Take the material and output all of it exactly.

_ _ _ _ _ _ _

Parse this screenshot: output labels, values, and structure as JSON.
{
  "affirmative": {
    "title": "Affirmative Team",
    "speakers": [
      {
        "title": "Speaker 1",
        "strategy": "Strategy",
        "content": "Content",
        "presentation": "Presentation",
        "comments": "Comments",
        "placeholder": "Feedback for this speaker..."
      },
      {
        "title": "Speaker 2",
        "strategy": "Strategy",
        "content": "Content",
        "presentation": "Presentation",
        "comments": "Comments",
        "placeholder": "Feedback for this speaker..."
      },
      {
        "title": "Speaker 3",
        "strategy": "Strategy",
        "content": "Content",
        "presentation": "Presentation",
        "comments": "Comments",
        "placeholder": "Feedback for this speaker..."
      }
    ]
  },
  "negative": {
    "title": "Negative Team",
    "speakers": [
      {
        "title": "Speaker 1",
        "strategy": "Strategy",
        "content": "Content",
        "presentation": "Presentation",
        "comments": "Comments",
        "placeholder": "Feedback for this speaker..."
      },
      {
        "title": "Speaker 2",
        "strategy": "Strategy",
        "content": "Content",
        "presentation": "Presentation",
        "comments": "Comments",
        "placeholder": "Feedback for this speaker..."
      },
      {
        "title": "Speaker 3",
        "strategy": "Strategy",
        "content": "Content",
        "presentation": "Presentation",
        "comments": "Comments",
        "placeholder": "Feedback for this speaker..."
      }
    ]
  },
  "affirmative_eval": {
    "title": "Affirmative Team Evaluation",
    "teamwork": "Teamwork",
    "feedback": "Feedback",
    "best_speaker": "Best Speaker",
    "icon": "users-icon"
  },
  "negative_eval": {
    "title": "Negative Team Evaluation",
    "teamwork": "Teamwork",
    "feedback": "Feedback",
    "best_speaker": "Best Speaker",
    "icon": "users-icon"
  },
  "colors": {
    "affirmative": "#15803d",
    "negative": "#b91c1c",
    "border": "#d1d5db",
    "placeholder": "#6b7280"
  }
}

_ _ _ _ _ _ _

• **Task response**
Parse this screenshot: output labels, values, and structure as JSON.
{
  "affirmative": {
    "title": "Affirmative Team",
    "speakers": [
      {
        "title": "Speaker 1",
        "strategy": "Strategy",
        "content": "Content",
        "presentation": "Presentation",
        "comments": "Comments",
        "placeholder": "Feedback for this speaker..."
      },
      {
        "title": "Speaker 2",
        "strategy": "Strategy",
        "content": "Content",
        "presentation": "Presentation",
        "comments": "Comments",
        "placeholder": "Feedback for this speaker..."
      },
      {
        "title": "Speaker 3",
        "strategy": "Strategy",
        "content": "Content",
        "presentation": "Presentation",
        "comments": "Comments",
        "placeholder": "Feedback for this speaker..."
      }
    ]
  },
  "negative": {
    "title": "Negative Team",
    "speakers": [
      {
        "title": "Speaker 1",
        "strategy": "Strategy",
        "content": "Content",
        "presentation": "Presentation",
        "comments": "Comments",
        "placeholder": "Feedback for this speaker..."
      },
      {
        "title": "Speaker 2",
        "strategy": "Strategy",
        "content": "Content",
        "presentation": "Presentation",
        "comments": "Comments",
        "placeholder": "Feedback for this speaker..."
      },
      {
        "title": "Speaker 3",
        "strategy": "Strategy",
        "content": "Content",
        "presentation": "Presentation",
        "comments": "Comments",
        "placeholder": "Feedback for this speaker..."
      }
    ]
  },
  "affirmative_eval": {
    "title": "Affirmative Team Evaluation",
    "teamwork": "Teamwork",
    "feedback": "Feedback",
    "best_speaker": "Best Speaker",
    "icon": "users-icon"
  },
  "negative_eval": {
    "title": "Negative Team Evaluation",
    "teamwork": "Teamwork",
    "feedback": "Feedback",
    "best_speaker": "Best Speaker",
    "icon": "users-icon"
  },
  "colors": {
    "affirmative": "#15803d",
    "negative": "#b91c1c",
    "border": "#d1d5db",
    "placeholder": "#6b7280"
  }
}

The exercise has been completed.